## START

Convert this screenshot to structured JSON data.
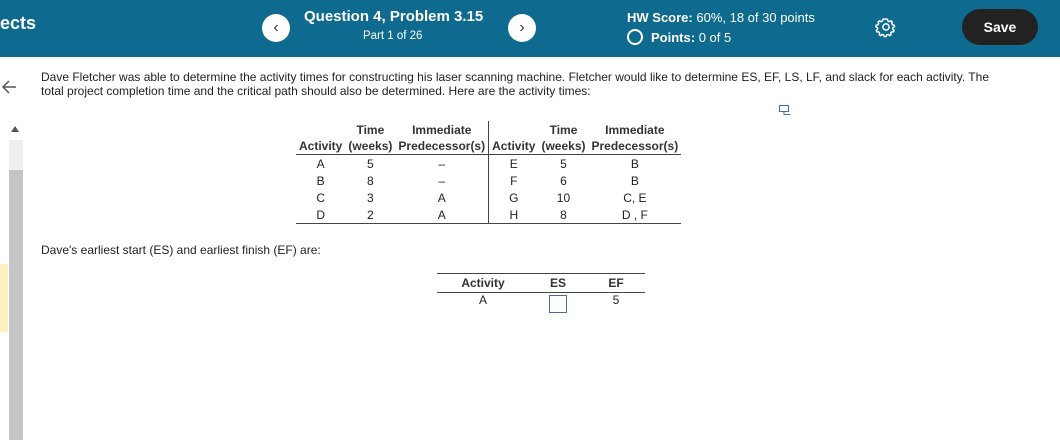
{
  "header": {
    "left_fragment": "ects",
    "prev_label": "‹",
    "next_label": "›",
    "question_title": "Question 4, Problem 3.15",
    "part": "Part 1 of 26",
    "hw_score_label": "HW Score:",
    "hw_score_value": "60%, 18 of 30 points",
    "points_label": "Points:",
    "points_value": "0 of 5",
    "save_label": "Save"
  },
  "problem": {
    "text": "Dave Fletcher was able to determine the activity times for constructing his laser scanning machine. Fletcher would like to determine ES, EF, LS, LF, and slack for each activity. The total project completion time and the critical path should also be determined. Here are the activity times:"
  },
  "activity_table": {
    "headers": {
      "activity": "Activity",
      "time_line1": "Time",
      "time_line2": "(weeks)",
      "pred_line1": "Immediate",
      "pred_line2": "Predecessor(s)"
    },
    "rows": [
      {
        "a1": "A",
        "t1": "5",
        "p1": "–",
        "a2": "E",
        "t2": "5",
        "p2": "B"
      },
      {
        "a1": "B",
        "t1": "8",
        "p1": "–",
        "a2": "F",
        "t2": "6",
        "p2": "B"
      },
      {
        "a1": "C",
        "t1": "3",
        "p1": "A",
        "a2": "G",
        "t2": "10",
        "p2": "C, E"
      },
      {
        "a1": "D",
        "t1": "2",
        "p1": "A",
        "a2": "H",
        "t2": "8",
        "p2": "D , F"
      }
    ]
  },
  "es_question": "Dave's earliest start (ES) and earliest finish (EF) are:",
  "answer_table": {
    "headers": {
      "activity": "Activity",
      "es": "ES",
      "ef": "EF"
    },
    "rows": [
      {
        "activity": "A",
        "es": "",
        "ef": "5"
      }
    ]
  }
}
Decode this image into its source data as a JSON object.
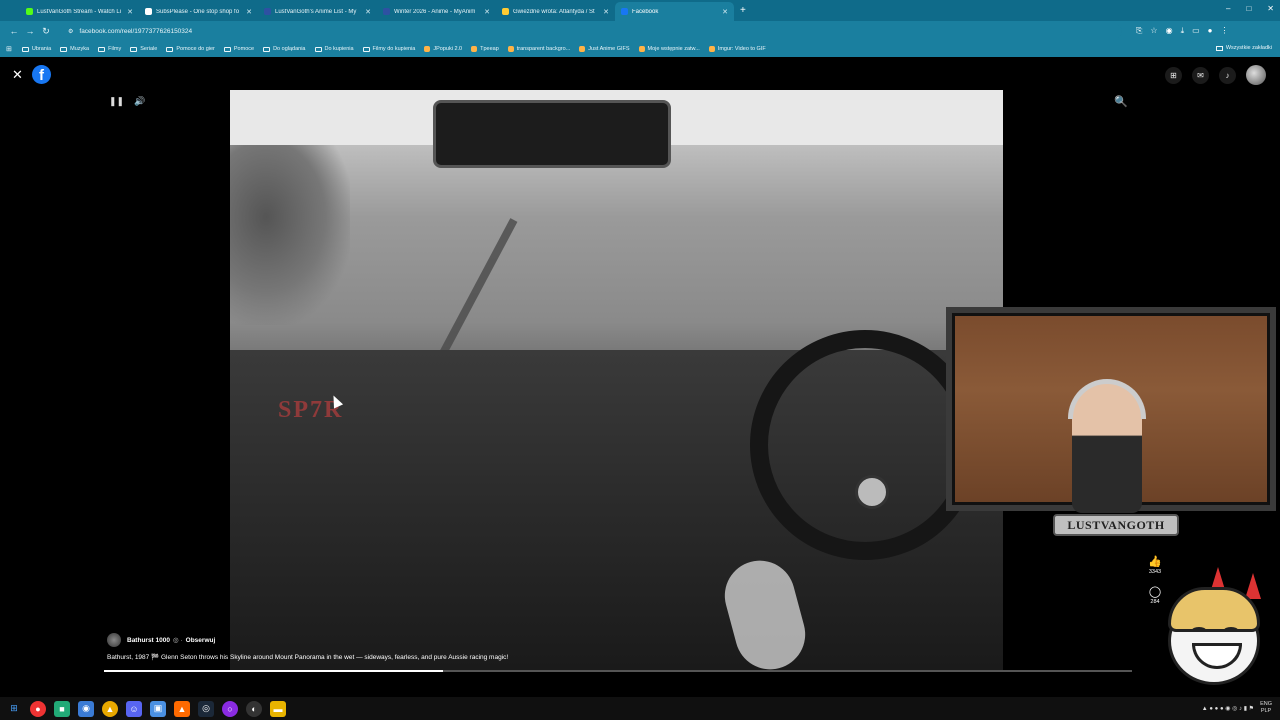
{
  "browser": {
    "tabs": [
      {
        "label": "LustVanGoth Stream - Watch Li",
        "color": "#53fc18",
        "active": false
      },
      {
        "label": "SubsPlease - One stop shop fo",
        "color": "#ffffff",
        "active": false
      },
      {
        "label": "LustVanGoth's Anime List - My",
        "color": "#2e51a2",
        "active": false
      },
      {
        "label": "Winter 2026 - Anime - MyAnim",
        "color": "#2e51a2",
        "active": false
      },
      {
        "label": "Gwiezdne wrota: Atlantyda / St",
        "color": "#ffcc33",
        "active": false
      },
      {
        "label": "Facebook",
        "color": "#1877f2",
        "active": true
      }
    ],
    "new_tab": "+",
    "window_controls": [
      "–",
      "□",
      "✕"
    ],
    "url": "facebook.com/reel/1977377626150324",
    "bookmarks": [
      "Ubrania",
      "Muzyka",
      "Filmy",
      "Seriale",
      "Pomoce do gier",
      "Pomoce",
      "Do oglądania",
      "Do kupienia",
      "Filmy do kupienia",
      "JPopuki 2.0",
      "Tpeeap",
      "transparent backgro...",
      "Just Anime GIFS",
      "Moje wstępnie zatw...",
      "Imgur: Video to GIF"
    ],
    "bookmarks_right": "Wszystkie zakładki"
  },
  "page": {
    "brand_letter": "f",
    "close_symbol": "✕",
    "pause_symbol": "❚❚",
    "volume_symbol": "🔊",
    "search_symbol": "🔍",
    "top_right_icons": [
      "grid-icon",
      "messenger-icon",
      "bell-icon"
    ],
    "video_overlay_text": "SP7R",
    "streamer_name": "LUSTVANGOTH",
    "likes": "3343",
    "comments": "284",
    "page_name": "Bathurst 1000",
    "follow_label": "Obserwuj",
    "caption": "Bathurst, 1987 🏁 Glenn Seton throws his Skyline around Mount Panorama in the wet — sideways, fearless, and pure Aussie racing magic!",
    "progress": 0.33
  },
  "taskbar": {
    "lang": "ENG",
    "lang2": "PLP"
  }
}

## END
## START

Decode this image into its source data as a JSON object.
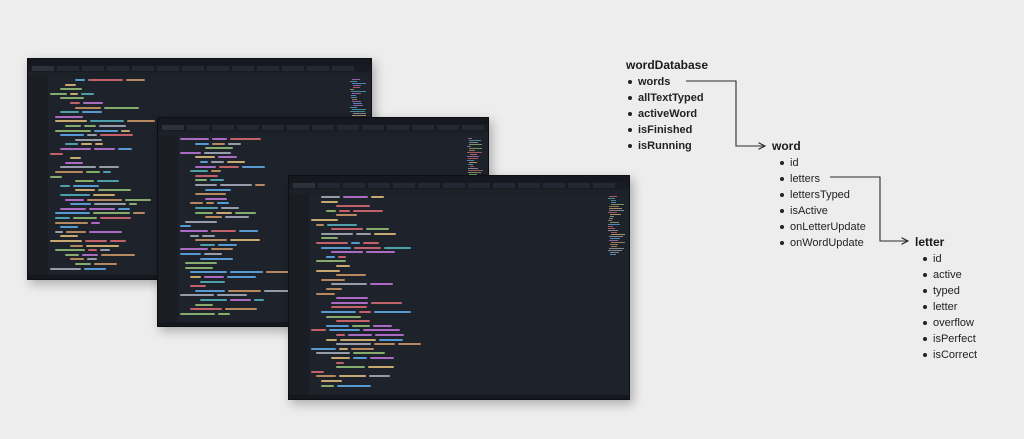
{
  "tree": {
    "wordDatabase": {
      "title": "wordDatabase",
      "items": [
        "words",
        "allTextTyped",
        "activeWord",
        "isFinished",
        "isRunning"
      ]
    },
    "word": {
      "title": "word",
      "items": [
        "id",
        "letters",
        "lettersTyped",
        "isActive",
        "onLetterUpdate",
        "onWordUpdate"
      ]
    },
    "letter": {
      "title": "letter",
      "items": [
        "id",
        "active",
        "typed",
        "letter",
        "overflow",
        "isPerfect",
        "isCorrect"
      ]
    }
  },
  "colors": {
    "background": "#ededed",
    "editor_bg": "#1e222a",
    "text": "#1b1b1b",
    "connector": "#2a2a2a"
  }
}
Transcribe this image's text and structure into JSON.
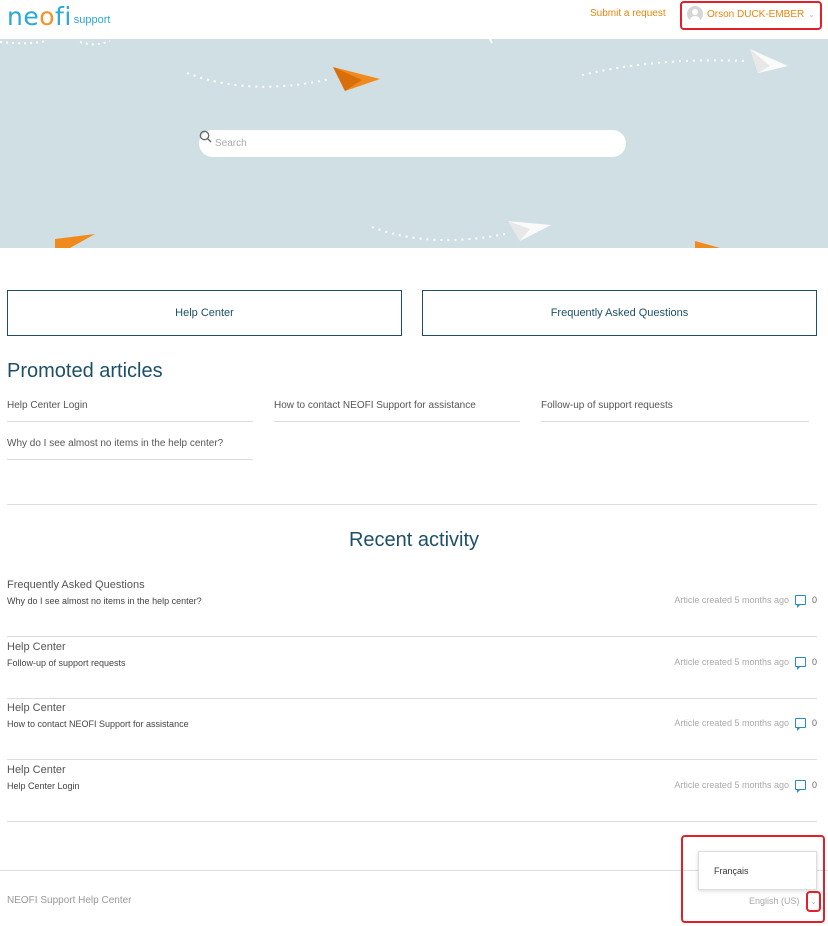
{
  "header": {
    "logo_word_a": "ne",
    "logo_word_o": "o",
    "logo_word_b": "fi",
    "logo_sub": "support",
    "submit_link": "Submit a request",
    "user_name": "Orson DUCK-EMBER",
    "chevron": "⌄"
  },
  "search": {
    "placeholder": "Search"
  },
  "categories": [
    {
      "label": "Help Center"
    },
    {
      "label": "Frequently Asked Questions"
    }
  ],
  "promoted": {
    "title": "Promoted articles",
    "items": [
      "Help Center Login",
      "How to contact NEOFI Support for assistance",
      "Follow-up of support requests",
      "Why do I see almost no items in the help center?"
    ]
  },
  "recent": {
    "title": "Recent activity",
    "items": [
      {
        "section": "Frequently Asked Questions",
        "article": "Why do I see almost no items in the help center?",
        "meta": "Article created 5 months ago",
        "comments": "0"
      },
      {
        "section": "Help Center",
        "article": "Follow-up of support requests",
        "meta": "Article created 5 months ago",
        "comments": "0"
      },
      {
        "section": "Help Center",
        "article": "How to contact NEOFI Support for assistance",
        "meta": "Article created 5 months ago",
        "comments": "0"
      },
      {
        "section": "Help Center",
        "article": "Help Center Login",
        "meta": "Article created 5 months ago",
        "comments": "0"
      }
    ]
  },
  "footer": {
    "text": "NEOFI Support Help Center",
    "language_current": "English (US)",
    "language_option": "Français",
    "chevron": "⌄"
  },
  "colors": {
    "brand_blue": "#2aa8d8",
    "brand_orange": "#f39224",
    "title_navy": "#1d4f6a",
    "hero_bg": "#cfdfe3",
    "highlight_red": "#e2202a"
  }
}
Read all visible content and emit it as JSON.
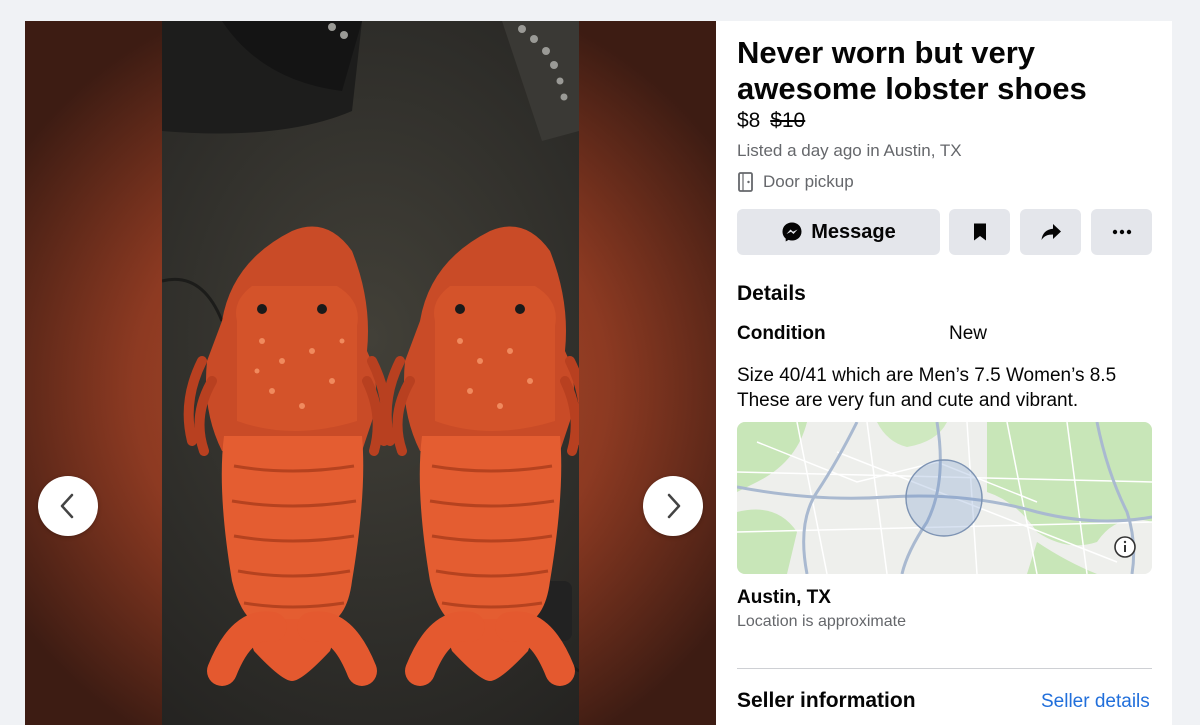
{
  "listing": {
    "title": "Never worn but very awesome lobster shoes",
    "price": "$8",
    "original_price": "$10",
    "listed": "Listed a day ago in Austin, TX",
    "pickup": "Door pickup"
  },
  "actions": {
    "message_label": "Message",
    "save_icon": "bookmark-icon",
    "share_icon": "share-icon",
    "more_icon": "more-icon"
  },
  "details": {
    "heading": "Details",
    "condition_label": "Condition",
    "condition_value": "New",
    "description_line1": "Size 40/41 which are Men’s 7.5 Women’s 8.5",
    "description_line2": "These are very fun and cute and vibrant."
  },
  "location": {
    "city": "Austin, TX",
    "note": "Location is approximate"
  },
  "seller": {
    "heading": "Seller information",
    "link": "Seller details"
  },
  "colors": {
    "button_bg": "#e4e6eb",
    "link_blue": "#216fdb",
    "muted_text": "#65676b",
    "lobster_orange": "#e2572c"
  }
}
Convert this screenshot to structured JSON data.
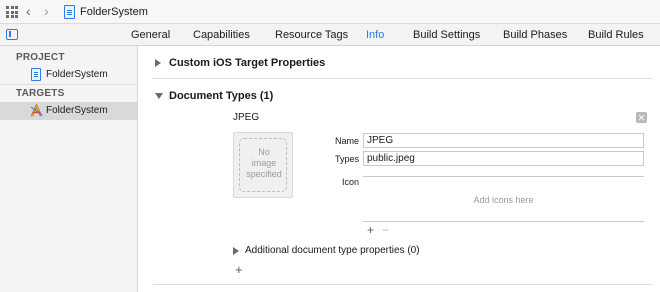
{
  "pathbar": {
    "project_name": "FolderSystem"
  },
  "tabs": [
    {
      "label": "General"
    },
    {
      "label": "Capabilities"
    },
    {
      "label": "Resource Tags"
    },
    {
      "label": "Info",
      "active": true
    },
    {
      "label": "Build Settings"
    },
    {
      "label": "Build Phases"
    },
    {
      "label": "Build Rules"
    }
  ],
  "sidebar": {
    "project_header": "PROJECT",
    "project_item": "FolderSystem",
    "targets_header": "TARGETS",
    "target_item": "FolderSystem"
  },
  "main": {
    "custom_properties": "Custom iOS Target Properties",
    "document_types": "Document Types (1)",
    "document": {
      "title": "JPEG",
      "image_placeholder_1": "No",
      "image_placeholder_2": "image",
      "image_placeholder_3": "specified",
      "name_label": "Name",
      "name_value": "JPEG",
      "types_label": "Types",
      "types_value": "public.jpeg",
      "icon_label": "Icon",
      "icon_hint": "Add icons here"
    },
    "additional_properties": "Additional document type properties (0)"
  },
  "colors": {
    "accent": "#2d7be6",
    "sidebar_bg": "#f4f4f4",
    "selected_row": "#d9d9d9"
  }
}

## END
## START

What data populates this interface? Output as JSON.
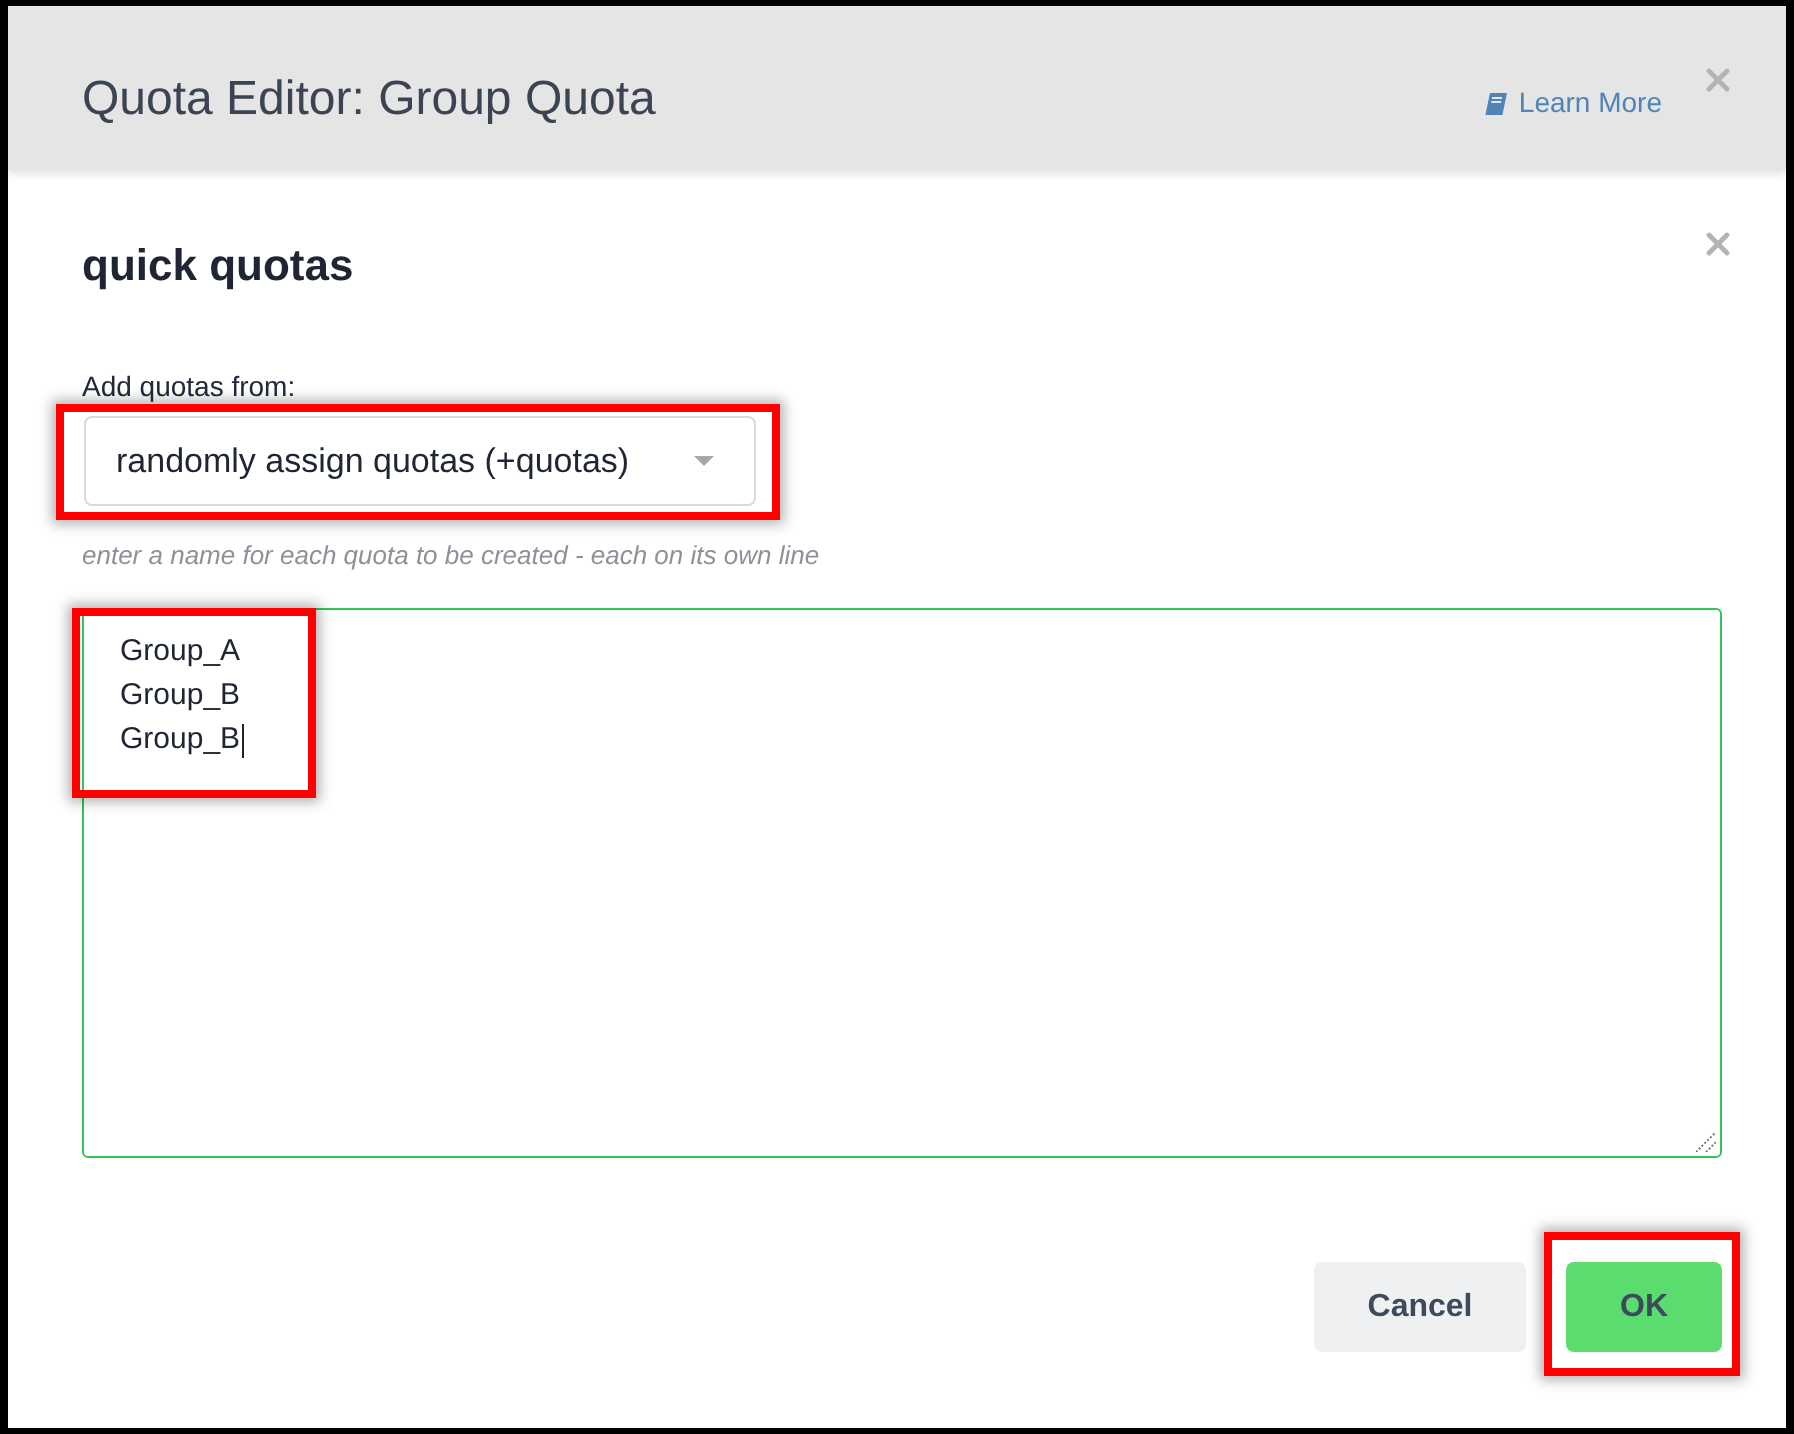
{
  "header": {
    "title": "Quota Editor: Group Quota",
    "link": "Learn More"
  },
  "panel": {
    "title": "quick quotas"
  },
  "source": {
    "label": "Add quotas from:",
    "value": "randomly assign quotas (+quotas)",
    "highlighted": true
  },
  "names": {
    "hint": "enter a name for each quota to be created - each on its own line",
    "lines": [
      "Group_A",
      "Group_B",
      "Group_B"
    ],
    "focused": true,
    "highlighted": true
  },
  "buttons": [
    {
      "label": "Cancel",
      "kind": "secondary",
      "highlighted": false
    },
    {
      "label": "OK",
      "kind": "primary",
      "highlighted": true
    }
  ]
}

## END

*Task objective:*
Copy all lines of the listing above that contain the string "assistance".

*Exercise solution:*
      "How to contact NEOFI Support for assistance",
        "article": "How to contact NEOFI Support for assistance",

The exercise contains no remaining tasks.